● Written task
Pull every line of the entries that has the word "pokrywy".

● Collected data
========================

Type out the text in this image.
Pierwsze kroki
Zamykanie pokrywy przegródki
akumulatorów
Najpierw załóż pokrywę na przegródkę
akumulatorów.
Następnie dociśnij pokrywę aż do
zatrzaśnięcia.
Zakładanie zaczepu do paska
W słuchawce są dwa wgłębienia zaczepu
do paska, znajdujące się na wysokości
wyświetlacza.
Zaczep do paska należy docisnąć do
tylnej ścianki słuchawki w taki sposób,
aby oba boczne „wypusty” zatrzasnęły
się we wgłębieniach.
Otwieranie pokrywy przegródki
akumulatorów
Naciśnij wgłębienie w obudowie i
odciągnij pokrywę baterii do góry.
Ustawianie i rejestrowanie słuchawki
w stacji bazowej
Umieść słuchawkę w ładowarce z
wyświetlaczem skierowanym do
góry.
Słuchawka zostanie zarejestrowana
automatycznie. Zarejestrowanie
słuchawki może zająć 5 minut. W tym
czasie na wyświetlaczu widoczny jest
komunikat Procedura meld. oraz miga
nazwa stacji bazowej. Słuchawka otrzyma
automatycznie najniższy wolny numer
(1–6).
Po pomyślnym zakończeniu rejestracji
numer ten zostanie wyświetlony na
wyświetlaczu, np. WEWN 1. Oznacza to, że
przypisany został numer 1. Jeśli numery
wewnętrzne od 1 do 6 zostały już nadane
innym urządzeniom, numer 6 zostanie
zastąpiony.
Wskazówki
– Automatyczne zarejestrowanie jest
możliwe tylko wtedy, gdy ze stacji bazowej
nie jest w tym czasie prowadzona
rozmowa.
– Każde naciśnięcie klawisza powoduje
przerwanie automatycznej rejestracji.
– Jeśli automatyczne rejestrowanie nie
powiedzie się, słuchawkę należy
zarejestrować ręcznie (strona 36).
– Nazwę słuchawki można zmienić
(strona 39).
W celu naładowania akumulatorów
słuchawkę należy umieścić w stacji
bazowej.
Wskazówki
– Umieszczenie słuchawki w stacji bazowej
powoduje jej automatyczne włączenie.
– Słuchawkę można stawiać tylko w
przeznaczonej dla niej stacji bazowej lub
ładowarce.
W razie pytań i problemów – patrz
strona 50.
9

========================

● Answer for the task
Zamykanie pokrywy przegródki
Otwieranie pokrywy przegródki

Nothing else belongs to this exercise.